*Given problem*. Copy every line from the data below in which the string "time" can be found.

Records:
+===+
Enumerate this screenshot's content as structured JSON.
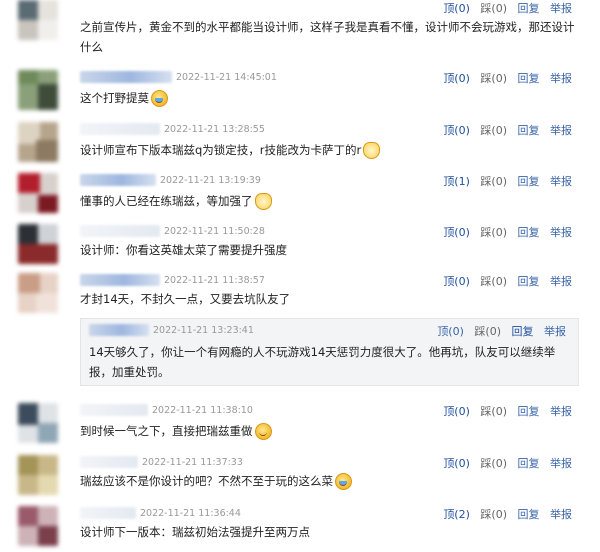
{
  "comments": [
    {
      "time": "",
      "actions": {
        "up": "",
        "down": "",
        "reply": "",
        "report": ""
      },
      "lines": [
        "之前宣传片，黄金不到的水平都能当设计师，这样子我是真看不懂，设计师不会玩游戏，那还设计",
        "什么"
      ]
    },
    {
      "time": "2022-11-21 14:45:01",
      "actions": {
        "up": "顶(0)",
        "down": "踩(0)",
        "reply": "回复",
        "report": "举报"
      },
      "text": "这个打野提莫"
    },
    {
      "time": "2022-11-21 13:28:55",
      "actions": {
        "up": "顶(0)",
        "down": "踩(0)",
        "reply": "回复",
        "report": "举报"
      },
      "text": "设计师宣布下版本瑞兹q为锁定技，r技能改为卡萨丁的r"
    },
    {
      "time": "2022-11-21 13:19:39",
      "actions": {
        "up": "顶(1)",
        "down": "踩(0)",
        "reply": "回复",
        "report": "举报"
      },
      "text": "懂事的人已经在练瑞兹，等加强了"
    },
    {
      "time": "2022-11-21 11:50:28",
      "actions": {
        "up": "顶(0)",
        "down": "踩(0)",
        "reply": "回复",
        "report": "举报"
      },
      "text": "设计师：你看这英雄太菜了需要提升强度"
    },
    {
      "time": "2022-11-21 11:38:57",
      "actions": {
        "up": "顶(0)",
        "down": "踩(0)",
        "reply": "回复",
        "report": "举报"
      },
      "text": "才封14天，不封久一点，又要去坑队友了"
    },
    {
      "time": "2022-11-21 13:23:41",
      "actions": {
        "up": "顶(0)",
        "down": "踩(0)",
        "reply": "回复",
        "report": "举报"
      },
      "lines": [
        "14天够久了，你让一个有网瘾的人不玩游戏14天惩罚力度很大了。他再坑，队友可以继续举",
        "报，加重处罚。"
      ]
    },
    {
      "time": "2022-11-21 11:38:10",
      "actions": {
        "up": "顶(0)",
        "down": "踩(0)",
        "reply": "回复",
        "report": "举报"
      },
      "text": "到时候一气之下，直接把瑞兹重做"
    },
    {
      "time": "2022-11-21 11:37:33",
      "actions": {
        "up": "顶(0)",
        "down": "踩(0)",
        "reply": "回复",
        "report": "举报"
      },
      "text": "瑞兹应该不是你设计的吧？不然不至于玩的这么菜"
    },
    {
      "time": "2022-11-21 11:36:44",
      "actions": {
        "up": "顶(2)",
        "down": "踩(0)",
        "reply": "回复",
        "report": "举报"
      },
      "text": "设计师下一版本：瑞兹初始法强提升至两万点"
    }
  ],
  "top_actions": {
    "up": "顶(0)",
    "down": "踩(0)",
    "reply": "回复",
    "report": "举报"
  }
}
+===+
*Exercise answer*.
      "time": "",
      "time": "2022-11-21 14:45:01",
      "time": "2022-11-21 13:28:55",
      "time": "2022-11-21 13:19:39",
      "time": "2022-11-21 11:50:28",
      "time": "2022-11-21 11:38:57",
      "time": "2022-11-21 13:23:41",
      "time": "2022-11-21 11:38:10",
      "time": "2022-11-21 11:37:33",
      "time": "2022-11-21 11:36:44",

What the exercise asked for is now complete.